_WHAT YOU WILL DO_.
Reproduce the listing below without changes, except that pictures are left out.
— Start DATA FOR PROCESSING —
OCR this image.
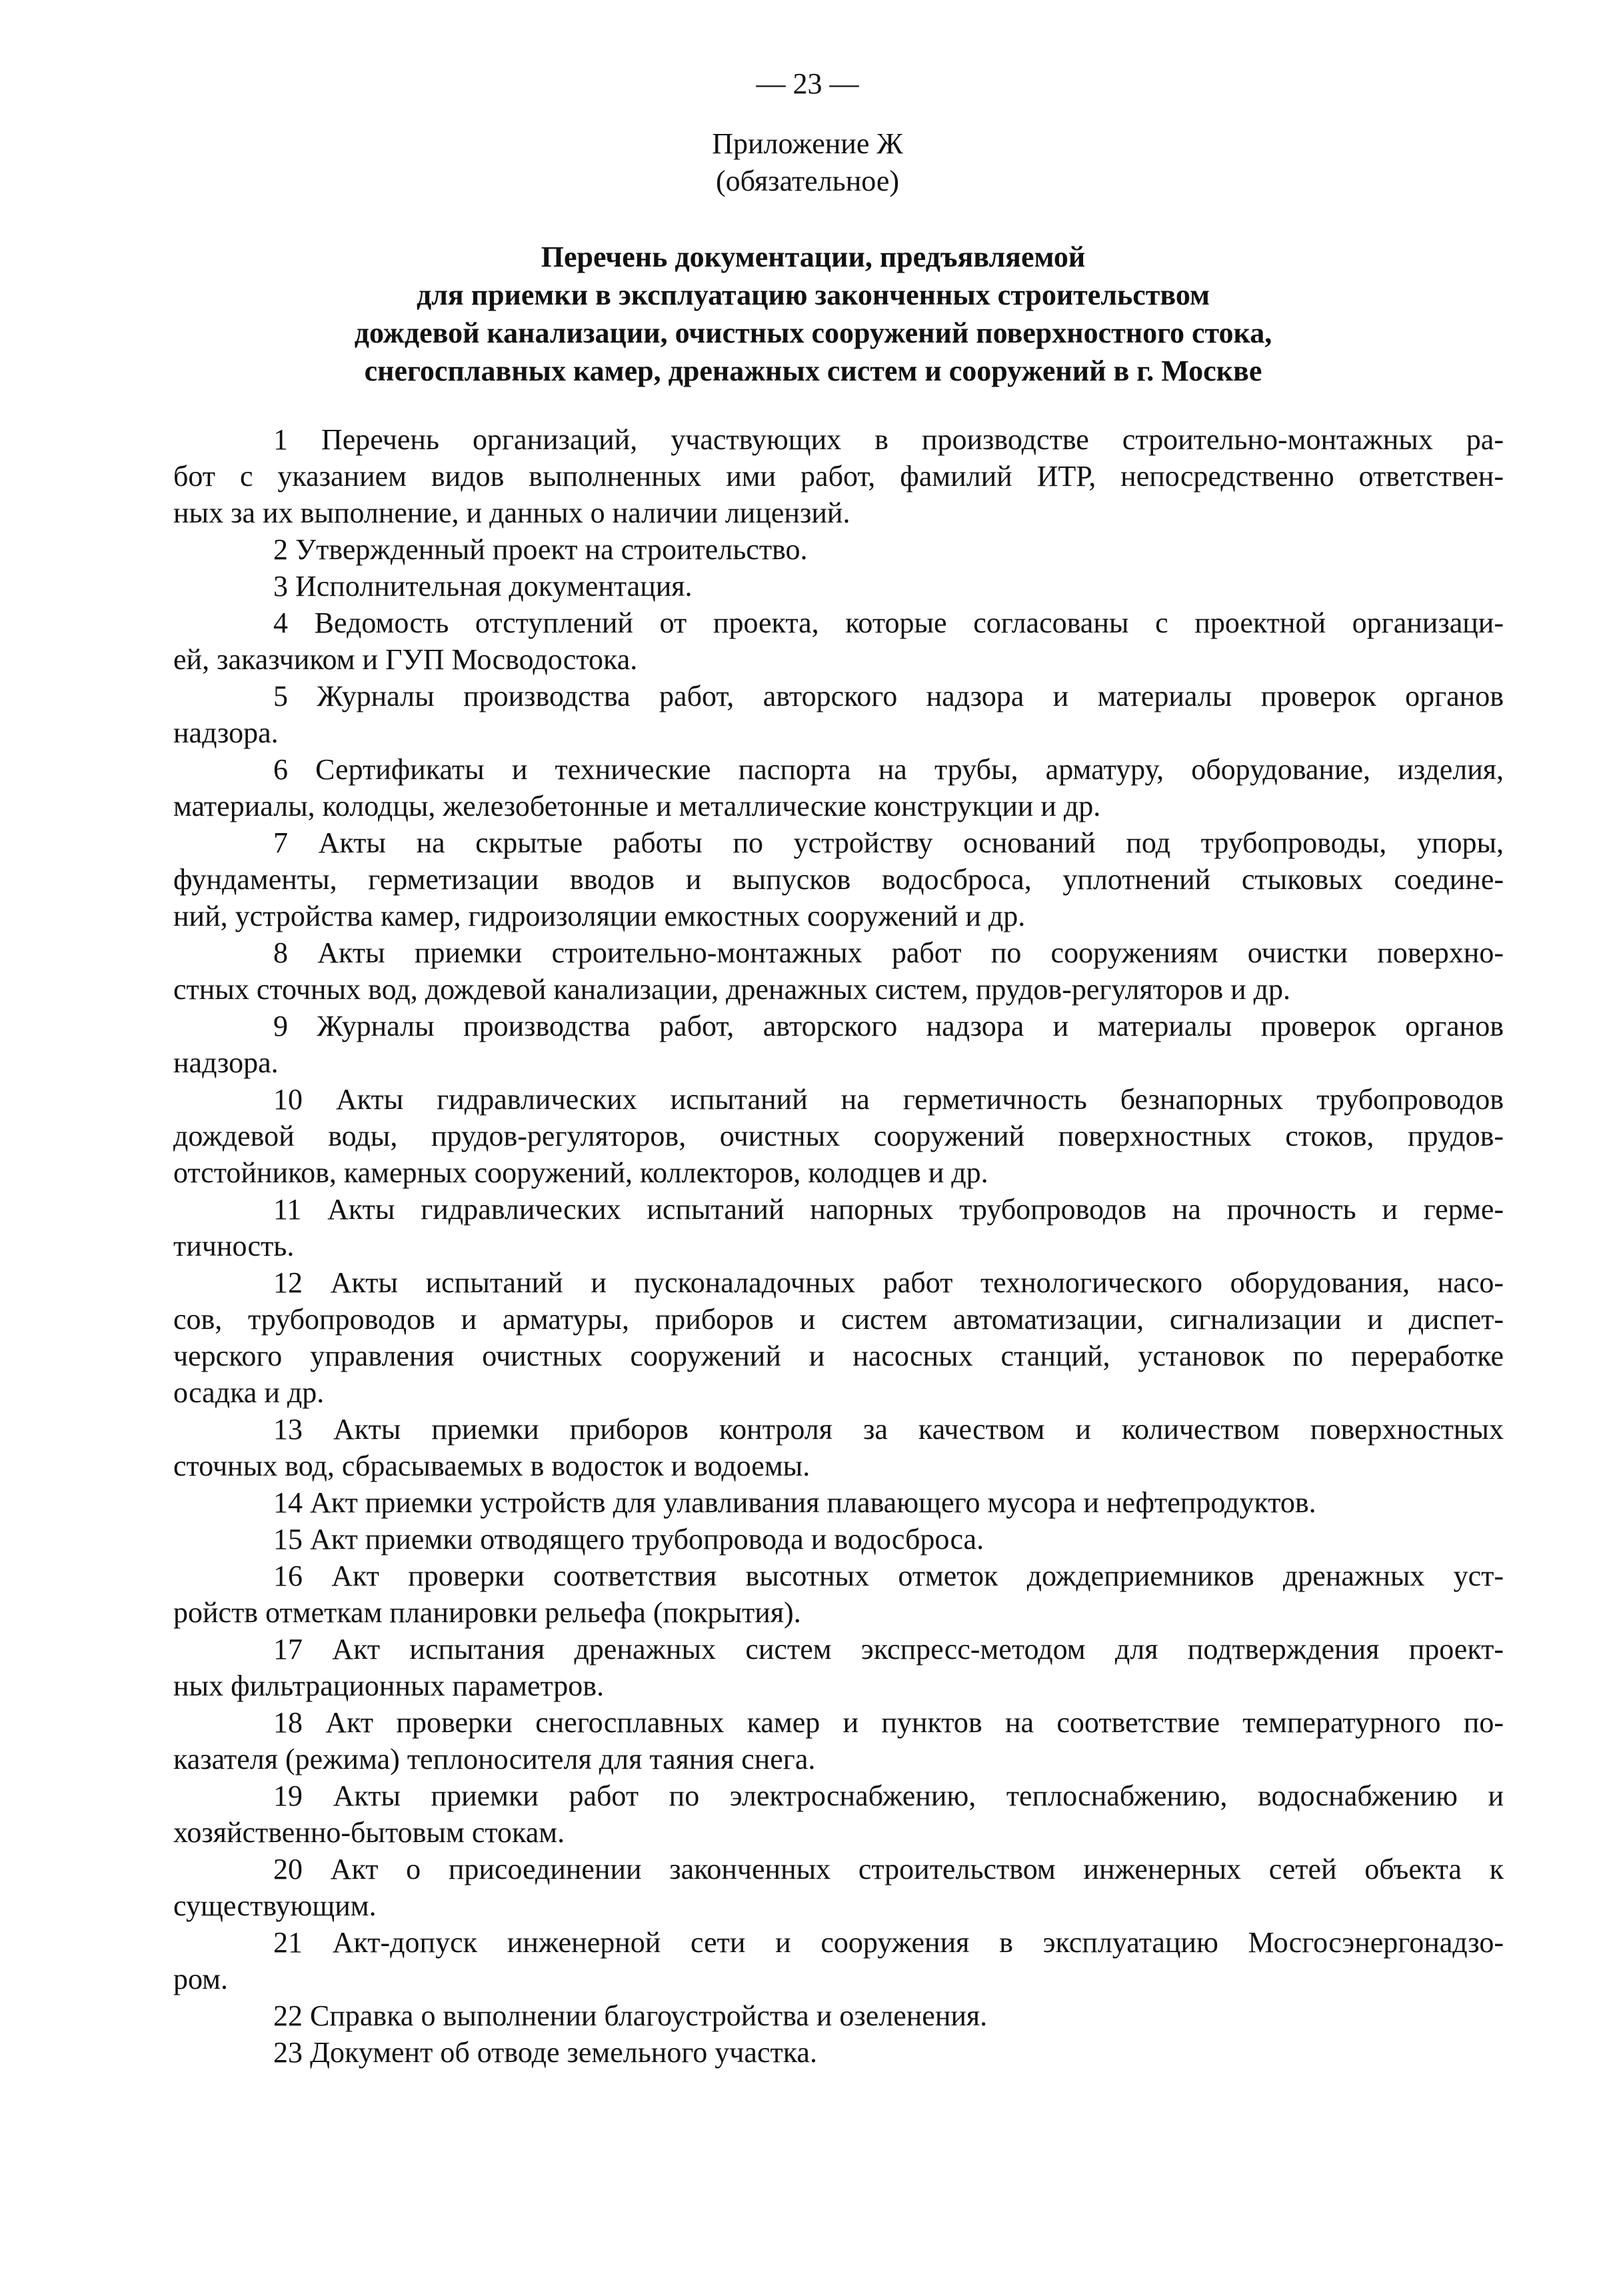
— 23 —
Приложение Ж
(обязательное)
Перечень документации, предъявляемой
для приемки в эксплуатацию законченных строительством
дождевой канализации, очистных сооружений поверхностного стока,
снегосплавных камер, дренажных систем и сооружений в г. Москве
1 Перечень организаций, участвующих в производстве строительно-монтажных ра-
бот с указанием видов выполненных ими работ, фамилий ИТР, непосредственно ответствен-
ных за их выполнение, и данных о наличии лицензий.
2 Утвержденный проект на строительство.
3 Исполнительная документация.
4 Ведомость отступлений от проекта, которые согласованы с проектной организаци-
ей, заказчиком и ГУП Мосводостока.
5 Журналы производства работ, авторского надзора и материалы проверок органов
надзора.
6 Сертификаты и технические паспорта на трубы, арматуру, оборудование, изделия,
материалы, колодцы, железобетонные и металлические конструкции и др.
7 Акты на скрытые работы по устройству оснований под трубопроводы, упоры,
фундаменты, герметизации вводов и выпусков водосброса, уплотнений стыковых соедине-
ний, устройства камер, гидроизоляции емкостных сооружений и др.
8 Акты приемки строительно-монтажных работ по сооружениям очистки поверхно-
стных сточных вод, дождевой канализации, дренажных систем, прудов-регуляторов и др.
9 Журналы производства работ, авторского надзора и материалы проверок органов
надзора.
10 Акты гидравлических испытаний на герметичность безнапорных трубопроводов
дождевой воды, прудов-регуляторов, очистных сооружений поверхностных стоков, прудов-
отстойников, камерных сооружений, коллекторов, колодцев и др.
11 Акты гидравлических испытаний напорных трубопроводов на прочность и герме-
тичность.
12 Акты испытаний и пусконаладочных работ технологического оборудования, насо-
сов, трубопроводов и арматуры, приборов и систем автоматизации, сигнализации и диспет-
черского управления очистных сооружений и насосных станций, установок по переработке
осадка и др.
13 Акты приемки приборов контроля за качеством и количеством поверхностных
сточных вод, сбрасываемых в водосток и водоемы.
14 Акт приемки устройств для улавливания плавающего мусора и нефтепродуктов.
15 Акт приемки отводящего трубопровода и водосброса.
16 Акт проверки соответствия высотных отметок дождеприемников дренажных уст-
ройств отметкам планировки рельефа (покрытия).
17 Акт испытания дренажных систем экспресс-методом для подтверждения проект-
ных фильтрационных параметров.
18 Акт проверки снегосплавных камер и пунктов на соответствие температурного по-
казателя (режима) теплоносителя для таяния снега.
19 Акты приемки работ по электроснабжению, теплоснабжению, водоснабжению и
хозяйственно-бытовым стокам.
20 Акт о присоединении законченных строительством инженерных сетей объекта к
существующим.
21 Акт-допуск инженерной сети и сооружения в эксплуатацию Мосгосэнергонадзо-
ром.
22 Справка о выполнении благоустройства и озеленения.
23 Документ об отводе земельного участка.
— End DATA FOR PROCESSING —
_RESPONSE_.
OCR this image.
— 23 —
Приложение Ж
(обязательное)
Перечень документации, предъявляемой
для приемки в эксплуатацию законченных строительством
дождевой канализации, очистных сооружений поверхностного стока,
снегосплавных камер, дренажных систем и сооружений в г. Москве
1 Перечень организаций, участвующих в производстве строительно-монтажных ра-
бот с указанием видов выполненных ими работ, фамилий ИТР, непосредственно ответствен-
ных за их выполнение, и данных о наличии лицензий.
2 Утвержденный проект на строительство.
3 Исполнительная документация.
4 Ведомость отступлений от проекта, которые согласованы с проектной организаци-
ей, заказчиком и ГУП Мосводостока.
5 Журналы производства работ, авторского надзора и материалы проверок органов
надзора.
6 Сертификаты и технические паспорта на трубы, арматуру, оборудование, изделия,
материалы, колодцы, железобетонные и металлические конструкции и др.
7 Акты на скрытые работы по устройству оснований под трубопроводы, упоры,
фундаменты, герметизации вводов и выпусков водосброса, уплотнений стыковых соедине-
ний, устройства камер, гидроизоляции емкостных сооружений и др.
8 Акты приемки строительно-монтажных работ по сооружениям очистки поверхно-
стных сточных вод, дождевой канализации, дренажных систем, прудов-регуляторов и др.
9 Журналы производства работ, авторского надзора и материалы проверок органов
надзора.
10 Акты гидравлических испытаний на герметичность безнапорных трубопроводов
дождевой воды, прудов-регуляторов, очистных сооружений поверхностных стоков, прудов-
отстойников, камерных сооружений, коллекторов, колодцев и др.
11 Акты гидравлических испытаний напорных трубопроводов на прочность и герме-
тичность.
12 Акты испытаний и пусконаладочных работ технологического оборудования, насо-
сов, трубопроводов и арматуры, приборов и систем автоматизации, сигнализации и диспет-
черского управления очистных сооружений и насосных станций, установок по переработке
осадка и др.
13 Акты приемки приборов контроля за качеством и количеством поверхностных
сточных вод, сбрасываемых в водосток и водоемы.
14 Акт приемки устройств для улавливания плавающего мусора и нефтепродуктов.
15 Акт приемки отводящего трубопровода и водосброса.
16 Акт проверки соответствия высотных отметок дождеприемников дренажных уст-
ройств отметкам планировки рельефа (покрытия).
17 Акт испытания дренажных систем экспресс-методом для подтверждения проект-
ных фильтрационных параметров.
18 Акт проверки снегосплавных камер и пунктов на соответствие температурного по-
казателя (режима) теплоносителя для таяния снега.
19 Акты приемки работ по электроснабжению, теплоснабжению, водоснабжению и
хозяйственно-бытовым стокам.
20 Акт о присоединении законченных строительством инженерных сетей объекта к
существующим.
21 Акт-допуск инженерной сети и сооружения в эксплуатацию Мосгосэнергонадзо-
ром.
22 Справка о выполнении благоустройства и озеленения.
23 Документ об отводе земельного участка.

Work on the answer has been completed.